For every line in the records that has the word "difference", make a copy.

Figure dataset records
· · · · · · ·

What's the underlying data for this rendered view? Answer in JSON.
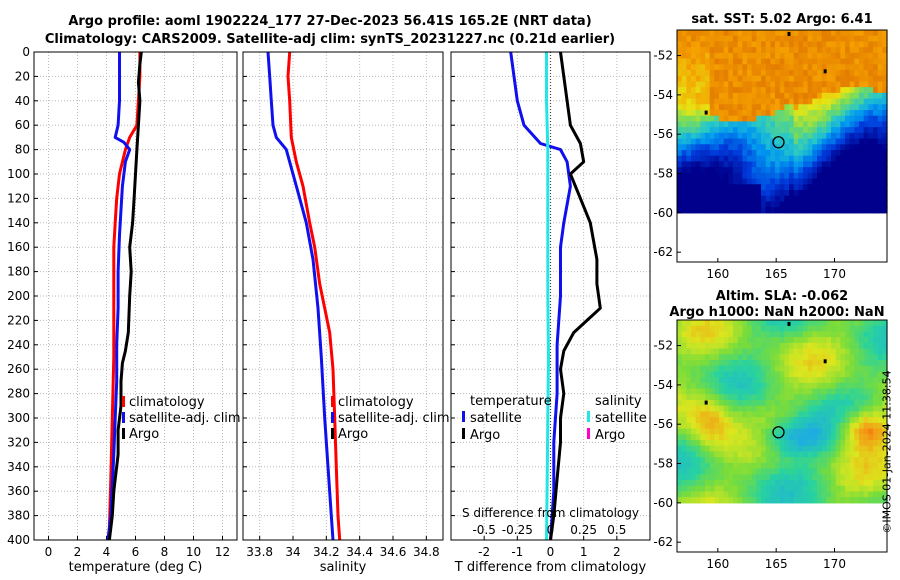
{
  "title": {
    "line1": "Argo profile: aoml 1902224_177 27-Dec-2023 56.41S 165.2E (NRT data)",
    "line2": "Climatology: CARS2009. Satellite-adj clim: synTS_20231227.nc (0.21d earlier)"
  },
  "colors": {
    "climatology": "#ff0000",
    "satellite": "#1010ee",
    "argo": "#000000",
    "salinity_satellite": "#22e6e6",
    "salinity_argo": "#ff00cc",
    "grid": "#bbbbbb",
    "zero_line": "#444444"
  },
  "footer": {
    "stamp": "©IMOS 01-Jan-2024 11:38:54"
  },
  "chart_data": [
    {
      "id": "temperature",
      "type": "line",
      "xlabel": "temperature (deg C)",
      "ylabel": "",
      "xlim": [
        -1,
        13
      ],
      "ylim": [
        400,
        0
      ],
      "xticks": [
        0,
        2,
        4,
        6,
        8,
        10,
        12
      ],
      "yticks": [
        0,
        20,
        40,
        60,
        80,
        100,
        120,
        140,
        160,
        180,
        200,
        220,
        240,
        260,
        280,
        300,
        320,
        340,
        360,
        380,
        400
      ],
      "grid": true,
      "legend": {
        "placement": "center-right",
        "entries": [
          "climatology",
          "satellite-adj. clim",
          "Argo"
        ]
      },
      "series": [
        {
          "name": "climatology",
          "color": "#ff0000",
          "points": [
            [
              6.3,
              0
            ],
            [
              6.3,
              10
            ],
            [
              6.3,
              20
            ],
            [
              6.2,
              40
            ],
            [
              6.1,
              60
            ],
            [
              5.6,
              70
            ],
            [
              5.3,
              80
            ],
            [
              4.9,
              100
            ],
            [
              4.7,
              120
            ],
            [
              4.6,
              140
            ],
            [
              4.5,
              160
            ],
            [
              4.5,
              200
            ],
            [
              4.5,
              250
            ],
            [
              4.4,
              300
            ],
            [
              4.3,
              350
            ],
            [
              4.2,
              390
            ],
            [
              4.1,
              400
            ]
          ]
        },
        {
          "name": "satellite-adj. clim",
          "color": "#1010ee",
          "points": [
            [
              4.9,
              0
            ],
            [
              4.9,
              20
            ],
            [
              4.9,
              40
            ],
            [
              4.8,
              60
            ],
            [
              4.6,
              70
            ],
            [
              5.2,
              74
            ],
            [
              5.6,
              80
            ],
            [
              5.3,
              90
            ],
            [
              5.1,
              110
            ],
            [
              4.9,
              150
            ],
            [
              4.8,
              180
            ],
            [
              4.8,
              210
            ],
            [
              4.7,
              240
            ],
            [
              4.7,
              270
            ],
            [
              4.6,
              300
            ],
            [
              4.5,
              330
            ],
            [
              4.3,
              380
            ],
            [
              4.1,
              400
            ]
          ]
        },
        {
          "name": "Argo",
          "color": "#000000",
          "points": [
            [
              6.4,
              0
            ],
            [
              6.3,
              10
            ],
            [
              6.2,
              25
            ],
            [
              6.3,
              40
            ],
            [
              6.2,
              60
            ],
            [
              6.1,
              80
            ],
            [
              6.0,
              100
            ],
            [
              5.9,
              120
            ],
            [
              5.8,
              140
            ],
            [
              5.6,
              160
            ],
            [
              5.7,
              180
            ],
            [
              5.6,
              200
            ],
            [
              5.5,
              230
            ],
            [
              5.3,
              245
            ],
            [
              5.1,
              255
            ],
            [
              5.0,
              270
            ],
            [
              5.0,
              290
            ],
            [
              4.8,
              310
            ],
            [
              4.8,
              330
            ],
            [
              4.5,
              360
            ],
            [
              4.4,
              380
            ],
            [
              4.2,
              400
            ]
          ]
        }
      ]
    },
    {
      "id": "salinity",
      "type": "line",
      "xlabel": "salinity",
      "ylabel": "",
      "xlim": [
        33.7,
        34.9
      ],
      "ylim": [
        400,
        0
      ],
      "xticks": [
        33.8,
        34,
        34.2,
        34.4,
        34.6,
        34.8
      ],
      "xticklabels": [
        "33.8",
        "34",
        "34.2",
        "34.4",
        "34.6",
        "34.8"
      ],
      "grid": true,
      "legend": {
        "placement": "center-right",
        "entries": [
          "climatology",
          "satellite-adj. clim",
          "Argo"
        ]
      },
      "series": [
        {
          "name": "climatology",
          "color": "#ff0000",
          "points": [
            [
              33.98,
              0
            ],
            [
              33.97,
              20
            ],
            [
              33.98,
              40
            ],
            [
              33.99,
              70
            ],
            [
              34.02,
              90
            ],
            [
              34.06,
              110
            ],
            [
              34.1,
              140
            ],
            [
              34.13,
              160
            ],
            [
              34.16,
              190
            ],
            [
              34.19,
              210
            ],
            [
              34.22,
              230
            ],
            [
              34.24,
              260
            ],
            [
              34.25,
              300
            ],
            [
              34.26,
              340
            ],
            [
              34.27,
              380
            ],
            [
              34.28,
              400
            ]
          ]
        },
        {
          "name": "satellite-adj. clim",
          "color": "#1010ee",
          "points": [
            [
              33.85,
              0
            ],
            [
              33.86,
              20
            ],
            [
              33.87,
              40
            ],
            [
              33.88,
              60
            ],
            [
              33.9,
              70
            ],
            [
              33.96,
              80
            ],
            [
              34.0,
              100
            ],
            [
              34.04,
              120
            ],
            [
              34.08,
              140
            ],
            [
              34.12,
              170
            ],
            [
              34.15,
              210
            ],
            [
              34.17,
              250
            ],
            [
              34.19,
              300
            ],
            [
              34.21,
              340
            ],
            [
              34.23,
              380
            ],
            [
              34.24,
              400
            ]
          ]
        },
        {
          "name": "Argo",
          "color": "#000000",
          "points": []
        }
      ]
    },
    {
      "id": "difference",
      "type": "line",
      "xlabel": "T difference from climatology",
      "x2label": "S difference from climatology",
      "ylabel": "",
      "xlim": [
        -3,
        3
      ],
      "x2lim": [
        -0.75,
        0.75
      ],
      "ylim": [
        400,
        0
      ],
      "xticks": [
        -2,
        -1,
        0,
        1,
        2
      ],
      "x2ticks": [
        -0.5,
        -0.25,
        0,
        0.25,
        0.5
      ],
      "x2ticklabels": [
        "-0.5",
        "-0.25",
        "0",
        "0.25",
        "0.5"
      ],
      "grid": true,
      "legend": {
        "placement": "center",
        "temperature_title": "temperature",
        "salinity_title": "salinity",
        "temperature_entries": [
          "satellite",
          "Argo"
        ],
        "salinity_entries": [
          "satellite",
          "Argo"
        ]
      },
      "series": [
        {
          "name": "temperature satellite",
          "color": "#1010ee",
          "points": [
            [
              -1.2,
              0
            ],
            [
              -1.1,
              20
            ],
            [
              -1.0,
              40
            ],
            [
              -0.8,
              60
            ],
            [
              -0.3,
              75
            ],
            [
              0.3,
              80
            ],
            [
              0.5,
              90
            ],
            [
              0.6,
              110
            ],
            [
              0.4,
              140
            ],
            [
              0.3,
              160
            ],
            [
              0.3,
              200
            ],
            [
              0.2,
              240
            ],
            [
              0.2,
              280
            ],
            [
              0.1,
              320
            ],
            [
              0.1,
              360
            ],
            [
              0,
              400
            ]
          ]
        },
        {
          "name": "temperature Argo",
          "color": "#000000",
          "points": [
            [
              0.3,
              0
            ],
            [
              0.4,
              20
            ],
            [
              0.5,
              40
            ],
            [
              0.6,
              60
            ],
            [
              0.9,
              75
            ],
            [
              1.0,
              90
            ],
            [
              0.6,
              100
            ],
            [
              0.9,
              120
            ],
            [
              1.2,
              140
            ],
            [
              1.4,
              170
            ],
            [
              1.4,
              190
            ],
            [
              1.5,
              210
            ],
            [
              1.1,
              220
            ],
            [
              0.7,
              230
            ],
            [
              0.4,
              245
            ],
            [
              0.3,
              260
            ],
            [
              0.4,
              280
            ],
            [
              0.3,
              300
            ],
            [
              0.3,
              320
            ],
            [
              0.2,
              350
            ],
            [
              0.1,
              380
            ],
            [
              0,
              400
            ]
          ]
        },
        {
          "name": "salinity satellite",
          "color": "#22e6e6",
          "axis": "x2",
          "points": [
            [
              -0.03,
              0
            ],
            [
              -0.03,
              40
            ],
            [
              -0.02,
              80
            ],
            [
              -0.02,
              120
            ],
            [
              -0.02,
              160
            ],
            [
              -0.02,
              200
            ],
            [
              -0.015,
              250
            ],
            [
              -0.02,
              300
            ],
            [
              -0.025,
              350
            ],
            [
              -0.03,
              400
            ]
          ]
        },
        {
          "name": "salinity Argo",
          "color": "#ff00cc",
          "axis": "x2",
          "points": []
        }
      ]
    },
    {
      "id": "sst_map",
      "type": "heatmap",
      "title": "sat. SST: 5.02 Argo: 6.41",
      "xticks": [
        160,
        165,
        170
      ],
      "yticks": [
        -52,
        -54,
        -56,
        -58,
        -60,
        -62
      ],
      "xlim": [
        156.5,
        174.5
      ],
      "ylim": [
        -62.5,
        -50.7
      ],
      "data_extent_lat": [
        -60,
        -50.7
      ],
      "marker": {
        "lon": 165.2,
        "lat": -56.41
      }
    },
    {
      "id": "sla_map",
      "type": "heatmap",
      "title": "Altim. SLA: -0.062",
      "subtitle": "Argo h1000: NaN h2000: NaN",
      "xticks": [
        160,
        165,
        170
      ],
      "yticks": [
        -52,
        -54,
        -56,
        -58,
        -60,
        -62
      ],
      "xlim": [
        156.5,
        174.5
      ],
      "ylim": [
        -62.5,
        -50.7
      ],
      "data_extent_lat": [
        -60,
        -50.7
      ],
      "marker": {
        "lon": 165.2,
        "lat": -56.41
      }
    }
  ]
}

· · · · · · ·

> _Task result_:
      "id": "difference",
      "xlabel": "T difference from climatology",
      "x2label": "S difference from climatology",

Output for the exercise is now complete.